Data shown:
◆ ◆ ◆ ◆ ◆
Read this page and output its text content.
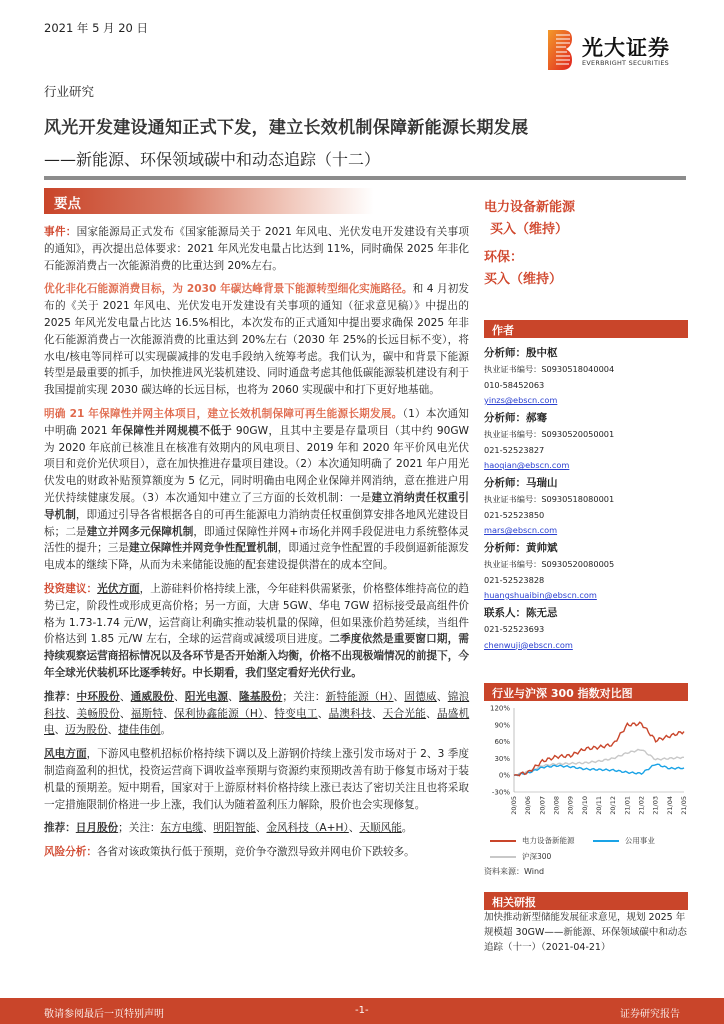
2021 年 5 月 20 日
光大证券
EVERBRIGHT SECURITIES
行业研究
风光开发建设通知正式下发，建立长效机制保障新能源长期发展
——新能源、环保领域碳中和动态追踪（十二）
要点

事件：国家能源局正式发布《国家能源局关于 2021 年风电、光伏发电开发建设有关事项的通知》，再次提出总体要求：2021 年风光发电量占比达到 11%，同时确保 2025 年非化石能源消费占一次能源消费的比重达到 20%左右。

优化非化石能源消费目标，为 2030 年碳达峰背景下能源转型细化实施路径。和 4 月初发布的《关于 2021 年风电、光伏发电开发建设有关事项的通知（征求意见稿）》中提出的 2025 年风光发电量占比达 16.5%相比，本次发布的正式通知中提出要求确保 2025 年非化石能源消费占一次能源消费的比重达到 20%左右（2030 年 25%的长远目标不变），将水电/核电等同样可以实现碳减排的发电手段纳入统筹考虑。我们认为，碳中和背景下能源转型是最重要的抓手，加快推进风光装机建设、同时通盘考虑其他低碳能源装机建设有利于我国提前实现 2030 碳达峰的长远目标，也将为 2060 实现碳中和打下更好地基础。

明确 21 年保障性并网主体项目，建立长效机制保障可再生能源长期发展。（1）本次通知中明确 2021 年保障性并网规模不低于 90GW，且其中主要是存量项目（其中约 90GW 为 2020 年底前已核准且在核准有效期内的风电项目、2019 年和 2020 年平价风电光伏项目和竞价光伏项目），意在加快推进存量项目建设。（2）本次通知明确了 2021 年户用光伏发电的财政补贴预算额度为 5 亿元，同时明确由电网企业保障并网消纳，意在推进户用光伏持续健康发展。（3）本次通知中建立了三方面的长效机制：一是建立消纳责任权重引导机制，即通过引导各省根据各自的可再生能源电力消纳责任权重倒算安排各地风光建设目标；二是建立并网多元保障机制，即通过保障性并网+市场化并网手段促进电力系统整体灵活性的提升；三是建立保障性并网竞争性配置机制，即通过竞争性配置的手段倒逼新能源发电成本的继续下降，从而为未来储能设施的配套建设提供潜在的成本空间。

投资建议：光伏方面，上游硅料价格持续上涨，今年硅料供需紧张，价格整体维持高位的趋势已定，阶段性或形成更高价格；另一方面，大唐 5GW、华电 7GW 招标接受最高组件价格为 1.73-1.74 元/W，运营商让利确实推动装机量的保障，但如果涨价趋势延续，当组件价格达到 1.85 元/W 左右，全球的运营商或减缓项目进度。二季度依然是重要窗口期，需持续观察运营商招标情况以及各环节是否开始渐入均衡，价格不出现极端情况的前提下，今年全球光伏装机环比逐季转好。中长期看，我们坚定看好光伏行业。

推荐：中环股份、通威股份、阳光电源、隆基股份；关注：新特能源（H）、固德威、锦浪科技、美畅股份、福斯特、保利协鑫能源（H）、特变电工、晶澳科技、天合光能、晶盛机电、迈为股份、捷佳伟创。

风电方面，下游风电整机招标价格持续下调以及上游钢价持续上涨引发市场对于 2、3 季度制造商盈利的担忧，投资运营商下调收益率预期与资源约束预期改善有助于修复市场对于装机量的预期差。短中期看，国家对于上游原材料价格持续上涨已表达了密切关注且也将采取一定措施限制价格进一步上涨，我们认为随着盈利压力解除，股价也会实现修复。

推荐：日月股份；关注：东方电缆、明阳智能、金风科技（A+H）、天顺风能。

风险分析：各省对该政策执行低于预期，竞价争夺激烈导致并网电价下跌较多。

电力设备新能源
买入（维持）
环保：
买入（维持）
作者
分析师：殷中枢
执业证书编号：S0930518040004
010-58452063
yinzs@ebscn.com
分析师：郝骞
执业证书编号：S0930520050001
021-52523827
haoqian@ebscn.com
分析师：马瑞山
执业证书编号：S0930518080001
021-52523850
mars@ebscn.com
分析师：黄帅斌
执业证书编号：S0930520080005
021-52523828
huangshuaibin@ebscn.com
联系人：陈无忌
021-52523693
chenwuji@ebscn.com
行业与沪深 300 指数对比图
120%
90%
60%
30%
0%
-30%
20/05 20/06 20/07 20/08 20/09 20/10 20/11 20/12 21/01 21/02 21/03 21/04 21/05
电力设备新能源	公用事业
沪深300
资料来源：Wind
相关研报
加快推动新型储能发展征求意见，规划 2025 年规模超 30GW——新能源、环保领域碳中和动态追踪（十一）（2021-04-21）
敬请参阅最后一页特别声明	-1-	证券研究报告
◆ ◆ ◆ ◆ ◆
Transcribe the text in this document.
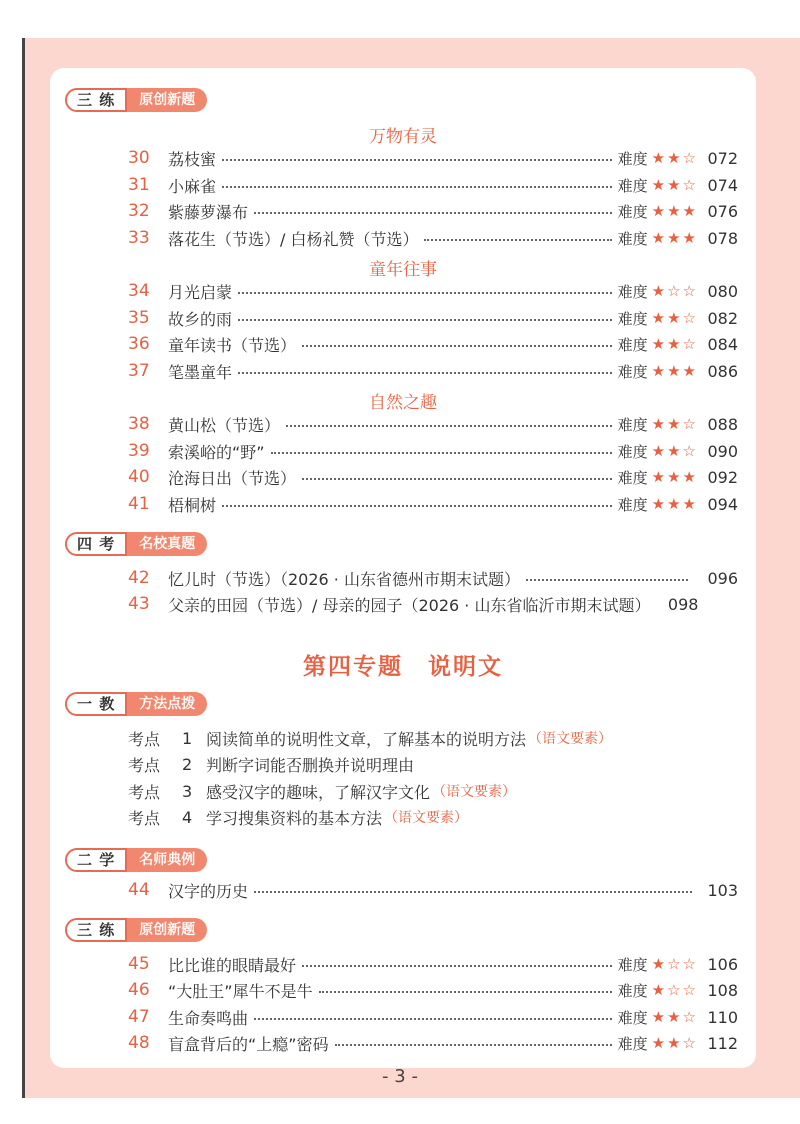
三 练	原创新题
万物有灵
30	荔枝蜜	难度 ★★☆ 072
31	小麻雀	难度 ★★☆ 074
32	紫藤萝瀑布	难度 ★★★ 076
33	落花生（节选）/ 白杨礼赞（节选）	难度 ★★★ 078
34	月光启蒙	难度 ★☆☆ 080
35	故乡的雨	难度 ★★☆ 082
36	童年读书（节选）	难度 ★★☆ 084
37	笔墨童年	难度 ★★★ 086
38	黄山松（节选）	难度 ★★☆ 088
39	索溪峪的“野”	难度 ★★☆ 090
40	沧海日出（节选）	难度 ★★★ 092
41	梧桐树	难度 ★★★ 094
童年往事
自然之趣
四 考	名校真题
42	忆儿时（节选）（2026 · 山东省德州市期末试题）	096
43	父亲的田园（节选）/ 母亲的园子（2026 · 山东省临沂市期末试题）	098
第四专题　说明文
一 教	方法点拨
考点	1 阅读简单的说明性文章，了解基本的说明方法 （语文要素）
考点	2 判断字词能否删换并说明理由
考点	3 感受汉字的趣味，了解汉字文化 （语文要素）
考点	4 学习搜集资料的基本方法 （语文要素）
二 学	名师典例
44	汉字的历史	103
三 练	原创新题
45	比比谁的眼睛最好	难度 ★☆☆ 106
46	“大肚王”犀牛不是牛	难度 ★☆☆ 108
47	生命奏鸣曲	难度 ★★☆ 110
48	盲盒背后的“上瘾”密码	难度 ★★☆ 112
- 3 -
◆ ◆ ◆ ◆ ◆
The exercise: Work through the records above line by line and count those that hold the string "text". Give only the result.

Exercise answer: 2